## BEGIN

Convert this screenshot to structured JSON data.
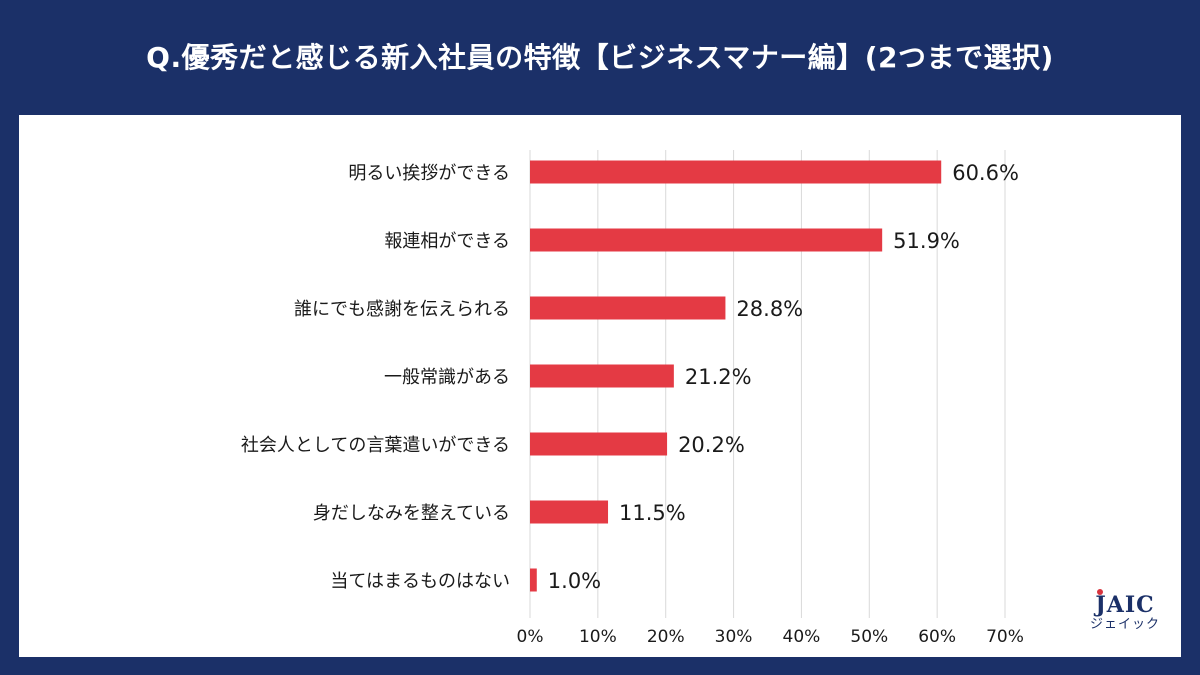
{
  "title": "Q.優秀だと感じる新入社員の特徴【ビジネスマナー編】(2つまで選択)",
  "colors": {
    "background": "#1b3068",
    "panel": "#ffffff",
    "bar": "#e43a44",
    "grid": "#d9d9d9",
    "text": "#1a1a1a"
  },
  "chart_data": {
    "type": "bar",
    "orientation": "horizontal",
    "categories": [
      "明るい挨拶ができる",
      "報連相ができる",
      "誰にでも感謝を伝えられる",
      "一般常識がある",
      "社会人としての言葉遣いができる",
      "身だしなみを整えている",
      "当てはまるものはない"
    ],
    "values": [
      60.6,
      51.9,
      28.8,
      21.2,
      20.2,
      11.5,
      1.0
    ],
    "value_labels": [
      "60.6%",
      "51.9%",
      "28.8%",
      "21.2%",
      "20.2%",
      "11.5%",
      "1.0%"
    ],
    "xticks": [
      "0%",
      "10%",
      "20%",
      "30%",
      "40%",
      "50%",
      "60%",
      "70%"
    ],
    "xlim": [
      0,
      70
    ],
    "grid": true
  },
  "logo": {
    "main": "JAIC",
    "sub": "ジェイック"
  }
}
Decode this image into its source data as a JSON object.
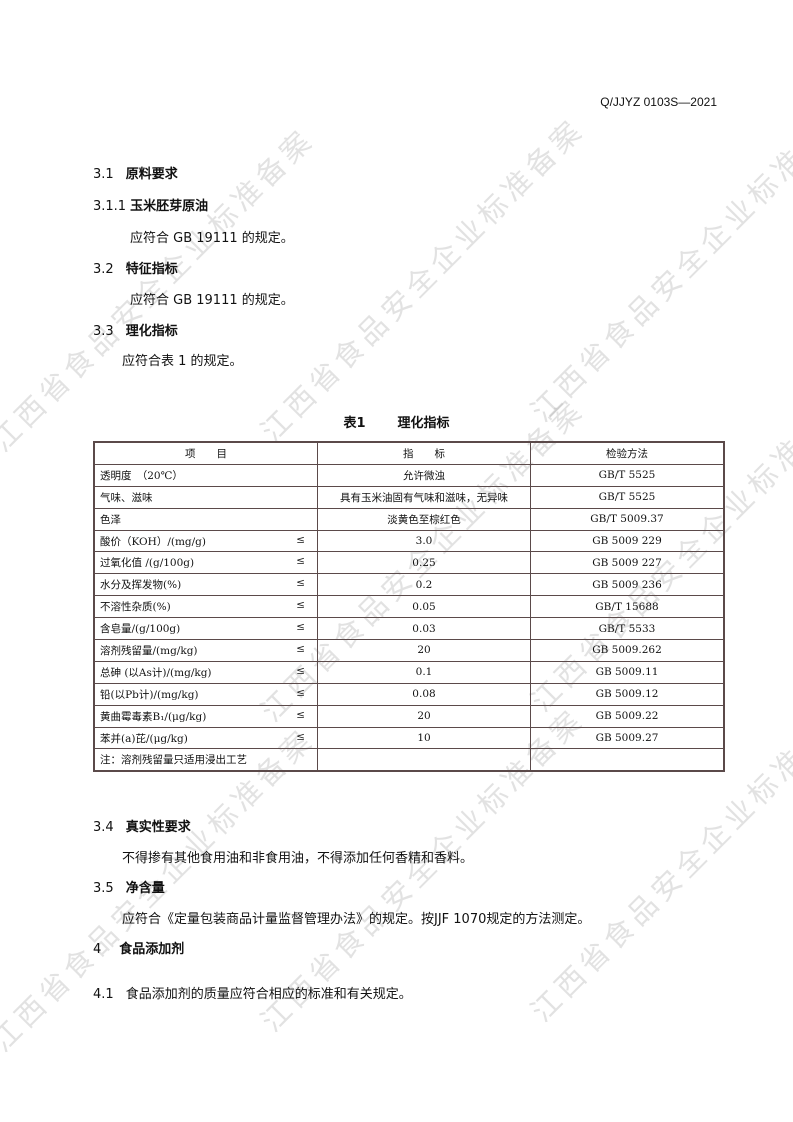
{
  "header": {
    "doc_code": "Q/JJYZ 0103S—2021"
  },
  "watermark": "江西省食品安全企业标准备案",
  "sections": [
    {
      "num": "3.1",
      "title": "原料要求"
    },
    {
      "num": "3.1.1",
      "title": "玉米胚芽原油",
      "body": "应符合 GB 19111 的规定。"
    },
    {
      "num": "3.2",
      "title": "特征指标",
      "body": "应符合 GB 19111 的规定。"
    },
    {
      "num": "3.3",
      "title": "理化指标",
      "body": "应符合表 1 的规定。"
    }
  ],
  "table": {
    "caption_num": "表1",
    "caption_title": "理化指标",
    "headers": [
      "项　　目",
      "指　　标",
      "检验方法"
    ],
    "rows": [
      {
        "item": "透明度　（20℃）",
        "le": "",
        "value": "允许微浊",
        "method": "GB/T 5525"
      },
      {
        "item": "气味、滋味",
        "le": "",
        "value": "具有玉米油固有气味和滋味，无异味",
        "method": "GB/T 5525"
      },
      {
        "item": "色泽",
        "le": "",
        "value": "淡黄色至棕红色",
        "method": "GB/T 5009.37"
      },
      {
        "item": "酸价（KOH）/(mg/g)",
        "le": "≤",
        "value": "3.0",
        "method": "GB 5009 229"
      },
      {
        "item": "过氧化值 /(g/100g)",
        "le": "≤",
        "value": "0.25",
        "method": "GB 5009 227"
      },
      {
        "item": "水分及挥发物(%)",
        "le": "≤",
        "value": "0.2",
        "method": "GB 5009 236"
      },
      {
        "item": "不溶性杂质(%)",
        "le": "≤",
        "value": "0.05",
        "method": "GB/T 15688"
      },
      {
        "item": "含皂量/(g/100g)",
        "le": "≤",
        "value": "0.03",
        "method": "GB/T 5533"
      },
      {
        "item": "溶剂残留量/(mg/kg)",
        "le": "≤",
        "value": "20",
        "method": "GB 5009.262"
      },
      {
        "item": "总砷 (以As计)/(mg/kg)",
        "le": "≤",
        "value": "0.1",
        "method": "GB 5009.11"
      },
      {
        "item": "铅(以Pb计)/(mg/kg)",
        "le": "≤",
        "value": "0.08",
        "method": "GB 5009.12"
      },
      {
        "item": "黄曲霉毒素B₁/(μg/kg)",
        "le": "≤",
        "value": "20",
        "method": "GB 5009.22"
      },
      {
        "item": "苯并(a)芘/(μg/kg)",
        "le": "≤",
        "value": "10",
        "method": "GB 5009.27"
      }
    ],
    "note": "注：溶剂残留量只适用浸出工艺"
  },
  "sections2": [
    {
      "num": "3.4",
      "title": "真实性要求",
      "body": "不得掺有其他食用油和非食用油，不得添加任何香精和香料。"
    },
    {
      "num": "3.5",
      "title": "净含量",
      "body": "应符合《定量包装商品计量监督管理办法》的规定。按JJF 1070规定的方法测定。"
    },
    {
      "num": "4",
      "title": "食品添加剂"
    },
    {
      "num": "4.1",
      "body": "食品添加剂的质量应符合相应的标准和有关规定。"
    }
  ]
}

## END

> **What the exercise asks**
Output the full set of records above without changing a word, and drop the images.

> **Answer below**
Convert this screenshot to structured JSON data.
{
  "title": "Q.優秀だと感じる新入社員の特徴【ビジネスマナー編】(2つまで選択)",
  "colors": {
    "background": "#1b3068",
    "panel": "#ffffff",
    "bar": "#e43a44",
    "grid": "#d9d9d9",
    "text": "#1a1a1a"
  },
  "chart_data": {
    "type": "bar",
    "orientation": "horizontal",
    "categories": [
      "明るい挨拶ができる",
      "報連相ができる",
      "誰にでも感謝を伝えられる",
      "一般常識がある",
      "社会人としての言葉遣いができる",
      "身だしなみを整えている",
      "当てはまるものはない"
    ],
    "values": [
      60.6,
      51.9,
      28.8,
      21.2,
      20.2,
      11.5,
      1.0
    ],
    "value_labels": [
      "60.6%",
      "51.9%",
      "28.8%",
      "21.2%",
      "20.2%",
      "11.5%",
      "1.0%"
    ],
    "xticks": [
      "0%",
      "10%",
      "20%",
      "30%",
      "40%",
      "50%",
      "60%",
      "70%"
    ],
    "xlim": [
      0,
      70
    ],
    "grid": true
  },
  "logo": {
    "main": "JAIC",
    "sub": "ジェイック"
  }
}
Decode this image into its source data as a JSON object.
{
  "header": {
    "doc_code": "Q/JJYZ 0103S—2021"
  },
  "watermark": "江西省食品安全企业标准备案",
  "sections": [
    {
      "num": "3.1",
      "title": "原料要求"
    },
    {
      "num": "3.1.1",
      "title": "玉米胚芽原油",
      "body": "应符合 GB 19111 的规定。"
    },
    {
      "num": "3.2",
      "title": "特征指标",
      "body": "应符合 GB 19111 的规定。"
    },
    {
      "num": "3.3",
      "title": "理化指标",
      "body": "应符合表 1 的规定。"
    }
  ],
  "table": {
    "caption_num": "表1",
    "caption_title": "理化指标",
    "headers": [
      "项　　目",
      "指　　标",
      "检验方法"
    ],
    "rows": [
      {
        "item": "透明度　（20℃）",
        "le": "",
        "value": "允许微浊",
        "method": "GB/T 5525"
      },
      {
        "item": "气味、滋味",
        "le": "",
        "value": "具有玉米油固有气味和滋味，无异味",
        "method": "GB/T 5525"
      },
      {
        "item": "色泽",
        "le": "",
        "value": "淡黄色至棕红色",
        "method": "GB/T 5009.37"
      },
      {
        "item": "酸价（KOH）/(mg/g)",
        "le": "≤",
        "value": "3.0",
        "method": "GB 5009 229"
      },
      {
        "item": "过氧化值 /(g/100g)",
        "le": "≤",
        "value": "0.25",
        "method": "GB 5009 227"
      },
      {
        "item": "水分及挥发物(%)",
        "le": "≤",
        "value": "0.2",
        "method": "GB 5009 236"
      },
      {
        "item": "不溶性杂质(%)",
        "le": "≤",
        "value": "0.05",
        "method": "GB/T 15688"
      },
      {
        "item": "含皂量/(g/100g)",
        "le": "≤",
        "value": "0.03",
        "method": "GB/T 5533"
      },
      {
        "item": "溶剂残留量/(mg/kg)",
        "le": "≤",
        "value": "20",
        "method": "GB 5009.262"
      },
      {
        "item": "总砷 (以As计)/(mg/kg)",
        "le": "≤",
        "value": "0.1",
        "method": "GB 5009.11"
      },
      {
        "item": "铅(以Pb计)/(mg/kg)",
        "le": "≤",
        "value": "0.08",
        "method": "GB 5009.12"
      },
      {
        "item": "黄曲霉毒素B₁/(μg/kg)",
        "le": "≤",
        "value": "20",
        "method": "GB 5009.22"
      },
      {
        "item": "苯并(a)芘/(μg/kg)",
        "le": "≤",
        "value": "10",
        "method": "GB 5009.27"
      }
    ],
    "note": "注：溶剂残留量只适用浸出工艺"
  },
  "sections2": [
    {
      "num": "3.4",
      "title": "真实性要求",
      "body": "不得掺有其他食用油和非食用油，不得添加任何香精和香料。"
    },
    {
      "num": "3.5",
      "title": "净含量",
      "body": "应符合《定量包装商品计量监督管理办法》的规定。按JJF 1070规定的方法测定。"
    },
    {
      "num": "4",
      "title": "食品添加剂"
    },
    {
      "num": "4.1",
      "body": "食品添加剂的质量应符合相应的标准和有关规定。"
    }
  ]
}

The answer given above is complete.